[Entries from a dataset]
==========
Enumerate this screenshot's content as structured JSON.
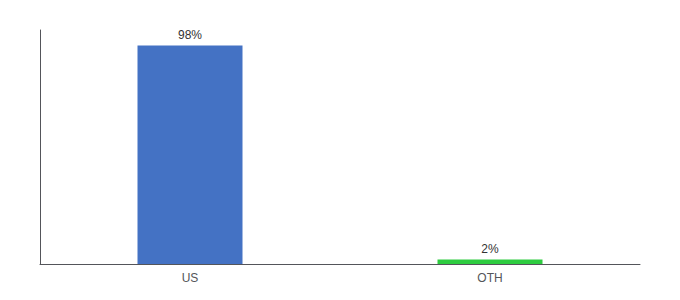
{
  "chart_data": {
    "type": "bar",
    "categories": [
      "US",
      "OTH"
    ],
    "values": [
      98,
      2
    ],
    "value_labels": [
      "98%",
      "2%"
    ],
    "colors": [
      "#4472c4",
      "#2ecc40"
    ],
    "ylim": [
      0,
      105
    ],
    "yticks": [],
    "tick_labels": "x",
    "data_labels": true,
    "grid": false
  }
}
==========
__Problem details__
Images in the records should not be copied. Repeat all the rest exactly.

__Response below__
Enumerate this screenshot's content as structured JSON.
{
  "chart_data": {
    "type": "bar",
    "categories": [
      "US",
      "OTH"
    ],
    "values": [
      98,
      2
    ],
    "value_labels": [
      "98%",
      "2%"
    ],
    "colors": [
      "#4472c4",
      "#2ecc40"
    ],
    "ylim": [
      0,
      105
    ],
    "yticks": [],
    "tick_labels": "x",
    "data_labels": true,
    "grid": false
  }
}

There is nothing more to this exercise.